● GIVEN PROBLEM
Read the material below. Count the lines containing "event" and give that count alone.

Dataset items
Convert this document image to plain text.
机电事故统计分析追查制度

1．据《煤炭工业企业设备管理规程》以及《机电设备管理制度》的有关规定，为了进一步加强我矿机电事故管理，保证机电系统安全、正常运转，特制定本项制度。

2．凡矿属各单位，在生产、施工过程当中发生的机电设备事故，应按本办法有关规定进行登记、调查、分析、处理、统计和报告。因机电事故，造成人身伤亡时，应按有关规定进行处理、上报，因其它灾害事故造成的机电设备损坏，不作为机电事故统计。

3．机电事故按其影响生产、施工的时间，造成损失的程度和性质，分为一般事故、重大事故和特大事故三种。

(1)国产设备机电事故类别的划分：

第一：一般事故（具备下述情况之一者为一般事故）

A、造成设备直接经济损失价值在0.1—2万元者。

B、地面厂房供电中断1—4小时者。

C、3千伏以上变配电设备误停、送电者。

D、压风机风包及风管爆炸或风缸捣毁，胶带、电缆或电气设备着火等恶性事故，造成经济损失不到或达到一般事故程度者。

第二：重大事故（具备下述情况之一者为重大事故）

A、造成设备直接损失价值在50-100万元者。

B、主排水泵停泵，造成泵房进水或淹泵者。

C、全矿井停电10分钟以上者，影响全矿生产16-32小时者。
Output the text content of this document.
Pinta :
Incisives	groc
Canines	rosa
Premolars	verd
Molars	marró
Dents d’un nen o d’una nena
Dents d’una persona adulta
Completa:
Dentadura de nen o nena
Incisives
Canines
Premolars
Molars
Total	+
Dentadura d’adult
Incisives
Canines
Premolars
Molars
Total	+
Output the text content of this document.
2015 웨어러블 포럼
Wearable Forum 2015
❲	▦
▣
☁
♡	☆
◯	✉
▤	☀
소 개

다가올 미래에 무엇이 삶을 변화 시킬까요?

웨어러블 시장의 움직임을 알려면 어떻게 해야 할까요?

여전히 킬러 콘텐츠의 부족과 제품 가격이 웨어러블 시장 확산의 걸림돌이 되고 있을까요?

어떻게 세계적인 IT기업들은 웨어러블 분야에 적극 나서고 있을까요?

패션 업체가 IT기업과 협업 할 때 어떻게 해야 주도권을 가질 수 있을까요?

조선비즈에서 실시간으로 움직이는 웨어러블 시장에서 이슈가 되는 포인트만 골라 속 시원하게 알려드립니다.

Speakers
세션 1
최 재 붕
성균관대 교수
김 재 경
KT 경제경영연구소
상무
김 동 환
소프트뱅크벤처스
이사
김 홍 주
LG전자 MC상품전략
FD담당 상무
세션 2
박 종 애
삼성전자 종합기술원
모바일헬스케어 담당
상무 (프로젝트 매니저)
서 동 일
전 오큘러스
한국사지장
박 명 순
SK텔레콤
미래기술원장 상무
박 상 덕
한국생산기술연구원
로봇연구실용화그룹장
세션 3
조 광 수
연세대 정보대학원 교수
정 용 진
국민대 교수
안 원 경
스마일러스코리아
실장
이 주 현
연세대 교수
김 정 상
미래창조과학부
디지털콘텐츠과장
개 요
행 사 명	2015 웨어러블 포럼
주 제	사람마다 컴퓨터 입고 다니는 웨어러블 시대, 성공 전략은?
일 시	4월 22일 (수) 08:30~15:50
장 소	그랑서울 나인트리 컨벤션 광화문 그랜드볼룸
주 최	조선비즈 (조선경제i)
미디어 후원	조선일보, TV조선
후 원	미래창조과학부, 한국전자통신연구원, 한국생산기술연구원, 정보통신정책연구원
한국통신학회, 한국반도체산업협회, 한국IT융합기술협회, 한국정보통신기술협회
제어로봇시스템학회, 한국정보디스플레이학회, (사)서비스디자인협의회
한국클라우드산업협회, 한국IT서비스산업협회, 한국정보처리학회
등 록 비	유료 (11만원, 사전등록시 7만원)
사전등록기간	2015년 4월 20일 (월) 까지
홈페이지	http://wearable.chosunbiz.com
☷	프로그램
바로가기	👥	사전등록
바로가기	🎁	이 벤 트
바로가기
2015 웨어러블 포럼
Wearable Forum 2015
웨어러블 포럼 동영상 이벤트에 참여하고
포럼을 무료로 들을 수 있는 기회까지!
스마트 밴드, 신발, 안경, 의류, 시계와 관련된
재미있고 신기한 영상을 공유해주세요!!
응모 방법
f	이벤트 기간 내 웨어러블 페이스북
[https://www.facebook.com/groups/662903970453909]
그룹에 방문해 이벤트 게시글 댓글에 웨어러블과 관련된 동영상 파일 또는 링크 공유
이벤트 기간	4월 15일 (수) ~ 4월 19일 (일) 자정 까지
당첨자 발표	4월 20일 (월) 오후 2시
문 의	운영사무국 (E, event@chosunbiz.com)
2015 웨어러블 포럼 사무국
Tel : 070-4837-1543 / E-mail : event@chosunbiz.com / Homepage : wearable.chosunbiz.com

● RESPONSE
2